--- START ---

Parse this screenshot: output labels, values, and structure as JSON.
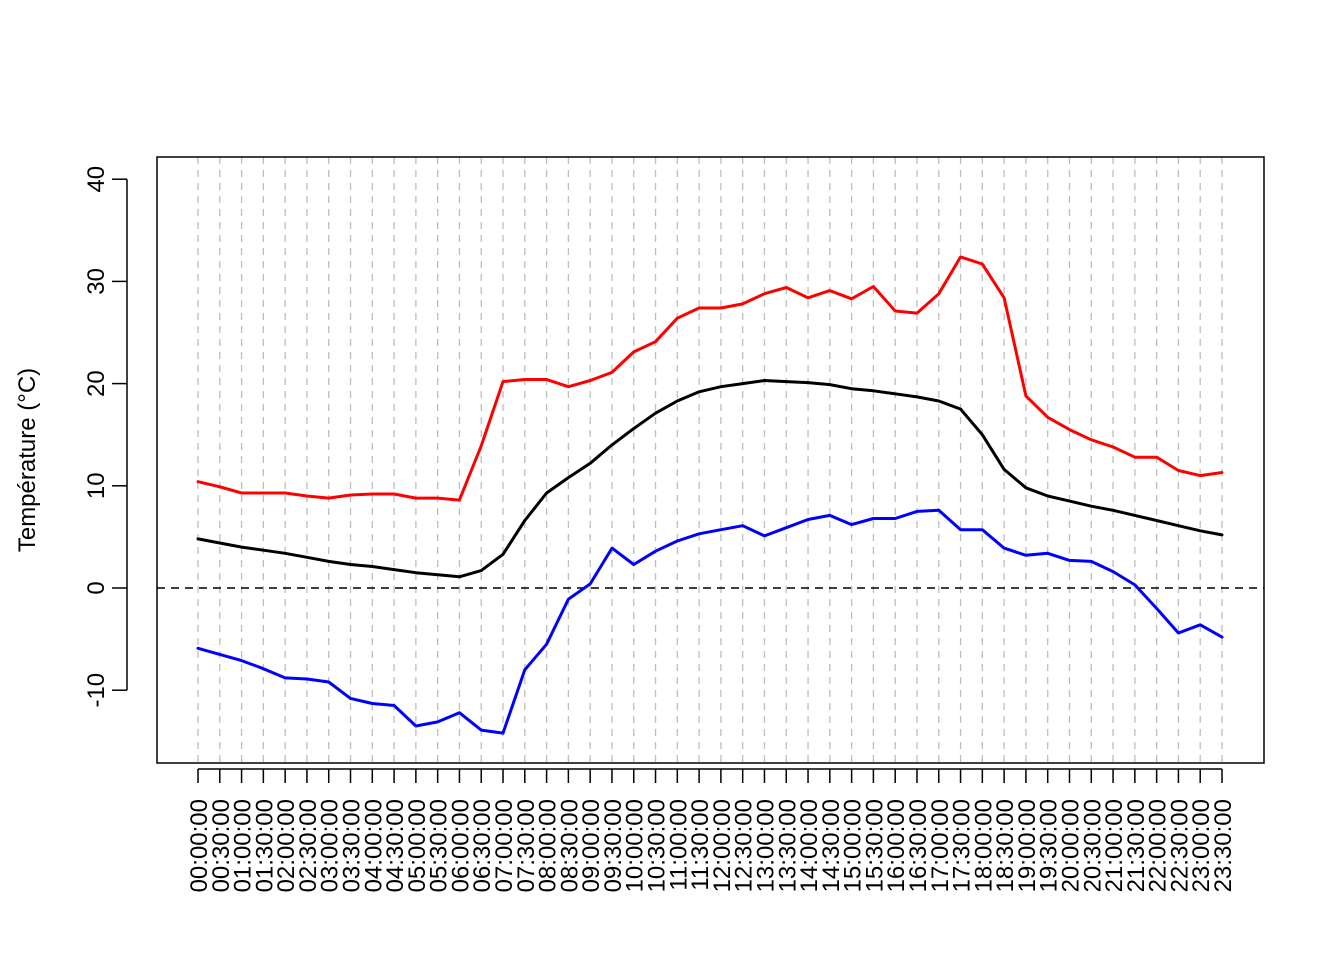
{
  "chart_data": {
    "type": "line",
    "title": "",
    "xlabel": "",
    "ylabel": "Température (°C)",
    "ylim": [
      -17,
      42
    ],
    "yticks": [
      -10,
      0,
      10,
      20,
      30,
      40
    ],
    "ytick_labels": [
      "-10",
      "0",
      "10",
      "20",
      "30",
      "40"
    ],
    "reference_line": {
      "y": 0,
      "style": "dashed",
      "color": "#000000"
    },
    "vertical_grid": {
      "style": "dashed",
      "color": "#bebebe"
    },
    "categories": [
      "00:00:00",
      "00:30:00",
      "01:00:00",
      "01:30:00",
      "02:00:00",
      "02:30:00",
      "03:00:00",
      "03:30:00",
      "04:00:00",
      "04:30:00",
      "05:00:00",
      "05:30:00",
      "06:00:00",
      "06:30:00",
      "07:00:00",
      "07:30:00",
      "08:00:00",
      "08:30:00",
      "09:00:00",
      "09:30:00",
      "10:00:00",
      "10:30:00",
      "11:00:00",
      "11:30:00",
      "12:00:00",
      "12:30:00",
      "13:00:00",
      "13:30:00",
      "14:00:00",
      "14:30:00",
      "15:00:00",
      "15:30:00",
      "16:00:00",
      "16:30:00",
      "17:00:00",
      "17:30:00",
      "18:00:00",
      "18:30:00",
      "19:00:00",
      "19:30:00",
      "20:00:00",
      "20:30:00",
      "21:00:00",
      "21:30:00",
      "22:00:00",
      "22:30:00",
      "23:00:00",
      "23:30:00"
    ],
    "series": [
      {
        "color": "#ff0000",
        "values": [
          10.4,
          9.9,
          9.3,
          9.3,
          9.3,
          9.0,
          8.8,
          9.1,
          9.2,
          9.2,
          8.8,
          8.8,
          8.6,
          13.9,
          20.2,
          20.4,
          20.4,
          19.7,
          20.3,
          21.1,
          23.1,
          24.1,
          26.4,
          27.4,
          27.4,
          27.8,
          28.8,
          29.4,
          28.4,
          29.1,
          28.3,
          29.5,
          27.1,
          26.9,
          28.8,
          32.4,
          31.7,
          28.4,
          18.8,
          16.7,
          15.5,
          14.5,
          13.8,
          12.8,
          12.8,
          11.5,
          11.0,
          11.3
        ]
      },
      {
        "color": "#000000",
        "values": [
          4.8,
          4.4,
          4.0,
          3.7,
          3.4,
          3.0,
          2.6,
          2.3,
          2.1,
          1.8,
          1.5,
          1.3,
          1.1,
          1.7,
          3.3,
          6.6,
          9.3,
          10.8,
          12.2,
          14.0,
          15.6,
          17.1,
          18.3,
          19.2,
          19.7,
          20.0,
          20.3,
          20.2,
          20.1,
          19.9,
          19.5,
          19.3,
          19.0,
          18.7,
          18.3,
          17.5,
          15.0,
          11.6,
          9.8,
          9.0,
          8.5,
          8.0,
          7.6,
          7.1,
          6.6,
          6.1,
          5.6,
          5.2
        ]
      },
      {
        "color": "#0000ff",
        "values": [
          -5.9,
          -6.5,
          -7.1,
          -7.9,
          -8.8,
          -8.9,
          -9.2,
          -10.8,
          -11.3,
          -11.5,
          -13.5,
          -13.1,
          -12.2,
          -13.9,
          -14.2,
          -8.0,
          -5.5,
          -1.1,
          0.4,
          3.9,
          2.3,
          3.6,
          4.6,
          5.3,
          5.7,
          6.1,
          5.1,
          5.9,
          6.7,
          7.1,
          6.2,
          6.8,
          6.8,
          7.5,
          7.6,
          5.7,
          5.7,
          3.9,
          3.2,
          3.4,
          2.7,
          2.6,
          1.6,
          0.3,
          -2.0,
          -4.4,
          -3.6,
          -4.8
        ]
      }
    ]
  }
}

--- END ---
--- START ---

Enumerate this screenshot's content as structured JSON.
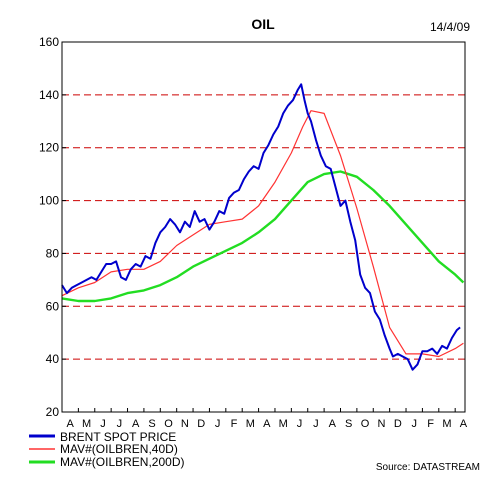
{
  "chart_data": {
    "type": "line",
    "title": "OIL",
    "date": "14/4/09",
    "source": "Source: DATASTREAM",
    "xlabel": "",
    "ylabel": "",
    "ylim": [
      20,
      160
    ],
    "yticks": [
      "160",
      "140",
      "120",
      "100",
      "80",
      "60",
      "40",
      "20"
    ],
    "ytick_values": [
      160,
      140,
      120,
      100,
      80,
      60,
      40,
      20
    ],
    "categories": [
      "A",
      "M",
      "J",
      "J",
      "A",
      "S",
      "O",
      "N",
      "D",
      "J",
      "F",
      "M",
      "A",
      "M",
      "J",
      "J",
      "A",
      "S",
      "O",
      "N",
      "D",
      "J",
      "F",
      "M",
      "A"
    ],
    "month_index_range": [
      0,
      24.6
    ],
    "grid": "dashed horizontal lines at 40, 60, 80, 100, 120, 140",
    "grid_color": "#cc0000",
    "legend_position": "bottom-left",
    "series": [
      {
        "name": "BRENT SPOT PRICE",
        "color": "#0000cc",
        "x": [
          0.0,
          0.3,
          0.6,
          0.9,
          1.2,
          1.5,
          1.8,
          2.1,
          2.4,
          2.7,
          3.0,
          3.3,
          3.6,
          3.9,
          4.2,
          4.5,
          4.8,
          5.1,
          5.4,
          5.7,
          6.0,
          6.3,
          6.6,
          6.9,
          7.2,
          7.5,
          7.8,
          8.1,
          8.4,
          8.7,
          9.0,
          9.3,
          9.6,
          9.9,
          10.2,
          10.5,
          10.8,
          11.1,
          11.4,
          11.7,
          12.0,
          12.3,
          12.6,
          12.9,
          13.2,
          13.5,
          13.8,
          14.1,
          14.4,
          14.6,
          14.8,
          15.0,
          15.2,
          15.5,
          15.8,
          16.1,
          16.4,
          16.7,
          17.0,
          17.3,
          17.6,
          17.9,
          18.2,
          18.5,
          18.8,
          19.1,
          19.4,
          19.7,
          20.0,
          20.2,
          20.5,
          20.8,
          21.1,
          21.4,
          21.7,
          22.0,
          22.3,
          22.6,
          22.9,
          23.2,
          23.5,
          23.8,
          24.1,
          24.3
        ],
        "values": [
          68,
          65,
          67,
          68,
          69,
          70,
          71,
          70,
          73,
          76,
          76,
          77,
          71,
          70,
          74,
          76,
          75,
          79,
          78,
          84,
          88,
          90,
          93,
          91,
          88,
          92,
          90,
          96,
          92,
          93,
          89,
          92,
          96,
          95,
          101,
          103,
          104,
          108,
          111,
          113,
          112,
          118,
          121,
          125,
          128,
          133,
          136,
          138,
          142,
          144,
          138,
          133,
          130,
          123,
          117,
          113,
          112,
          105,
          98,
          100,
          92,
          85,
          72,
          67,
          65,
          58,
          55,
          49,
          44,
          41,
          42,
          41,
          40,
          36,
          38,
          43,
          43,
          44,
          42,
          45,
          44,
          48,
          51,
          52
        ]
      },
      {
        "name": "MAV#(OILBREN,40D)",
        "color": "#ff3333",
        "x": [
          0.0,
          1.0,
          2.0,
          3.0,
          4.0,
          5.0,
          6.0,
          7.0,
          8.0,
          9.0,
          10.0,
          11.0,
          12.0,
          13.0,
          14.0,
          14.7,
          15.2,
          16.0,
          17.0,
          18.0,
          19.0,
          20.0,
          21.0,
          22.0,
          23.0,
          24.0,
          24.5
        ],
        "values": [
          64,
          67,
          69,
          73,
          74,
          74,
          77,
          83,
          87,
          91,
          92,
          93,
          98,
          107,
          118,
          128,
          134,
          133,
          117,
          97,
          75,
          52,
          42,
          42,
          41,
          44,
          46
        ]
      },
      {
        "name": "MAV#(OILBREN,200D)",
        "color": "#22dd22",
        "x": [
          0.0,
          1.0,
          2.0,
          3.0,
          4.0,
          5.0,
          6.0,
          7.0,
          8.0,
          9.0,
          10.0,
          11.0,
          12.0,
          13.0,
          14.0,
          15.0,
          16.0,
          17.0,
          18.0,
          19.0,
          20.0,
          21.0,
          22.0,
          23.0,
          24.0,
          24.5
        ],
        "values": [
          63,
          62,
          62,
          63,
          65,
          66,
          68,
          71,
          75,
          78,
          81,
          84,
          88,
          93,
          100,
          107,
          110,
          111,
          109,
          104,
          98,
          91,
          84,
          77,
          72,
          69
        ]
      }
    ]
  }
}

--- END ---

Aim
Extract from the data every line where "name" shows up.

Correct result
        "name": "BRENT SPOT PRICE",
        "name": "MAV#(OILBREN,40D)",
        "name": "MAV#(OILBREN,200D)",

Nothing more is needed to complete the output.